• _Records for the task_:
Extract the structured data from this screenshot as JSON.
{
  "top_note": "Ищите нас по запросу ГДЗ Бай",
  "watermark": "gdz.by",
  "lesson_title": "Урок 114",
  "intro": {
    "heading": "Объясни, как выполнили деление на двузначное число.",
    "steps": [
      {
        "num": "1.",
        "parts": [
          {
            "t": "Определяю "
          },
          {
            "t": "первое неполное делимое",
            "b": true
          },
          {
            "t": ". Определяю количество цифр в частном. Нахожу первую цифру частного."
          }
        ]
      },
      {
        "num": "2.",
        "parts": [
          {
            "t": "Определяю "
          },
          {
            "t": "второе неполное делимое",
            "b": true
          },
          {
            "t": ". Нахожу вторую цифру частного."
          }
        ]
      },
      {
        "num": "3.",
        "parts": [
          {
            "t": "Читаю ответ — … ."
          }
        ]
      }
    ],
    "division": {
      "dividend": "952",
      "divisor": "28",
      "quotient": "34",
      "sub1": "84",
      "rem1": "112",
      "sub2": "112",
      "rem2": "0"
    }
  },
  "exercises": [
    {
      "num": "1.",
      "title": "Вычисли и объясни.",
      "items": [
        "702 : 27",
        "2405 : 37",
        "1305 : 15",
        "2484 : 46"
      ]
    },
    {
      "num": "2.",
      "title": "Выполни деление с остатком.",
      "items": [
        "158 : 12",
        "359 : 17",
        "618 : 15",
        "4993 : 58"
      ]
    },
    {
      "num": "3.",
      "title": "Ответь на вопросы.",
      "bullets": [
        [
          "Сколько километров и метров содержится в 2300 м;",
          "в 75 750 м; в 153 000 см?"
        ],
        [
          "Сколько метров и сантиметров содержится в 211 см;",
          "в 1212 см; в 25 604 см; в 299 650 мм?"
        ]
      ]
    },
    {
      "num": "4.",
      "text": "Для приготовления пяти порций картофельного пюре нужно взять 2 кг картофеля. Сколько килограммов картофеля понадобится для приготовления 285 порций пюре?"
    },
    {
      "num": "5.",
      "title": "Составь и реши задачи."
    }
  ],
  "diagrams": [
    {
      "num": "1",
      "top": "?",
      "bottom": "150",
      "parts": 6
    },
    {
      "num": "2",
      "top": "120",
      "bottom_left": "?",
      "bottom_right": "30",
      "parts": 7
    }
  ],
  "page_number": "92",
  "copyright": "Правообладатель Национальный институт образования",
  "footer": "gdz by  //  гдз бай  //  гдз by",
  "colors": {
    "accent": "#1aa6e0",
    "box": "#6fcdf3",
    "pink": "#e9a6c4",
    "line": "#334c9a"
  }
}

• _Written task_: Go through the data and gather every line that holds "Нахожу".

• _Solution for this exercise_:
            "t": ". Определяю количество цифр в частном. Нахожу первую цифру частного."
            "t": ". Нахожу вторую цифру частного."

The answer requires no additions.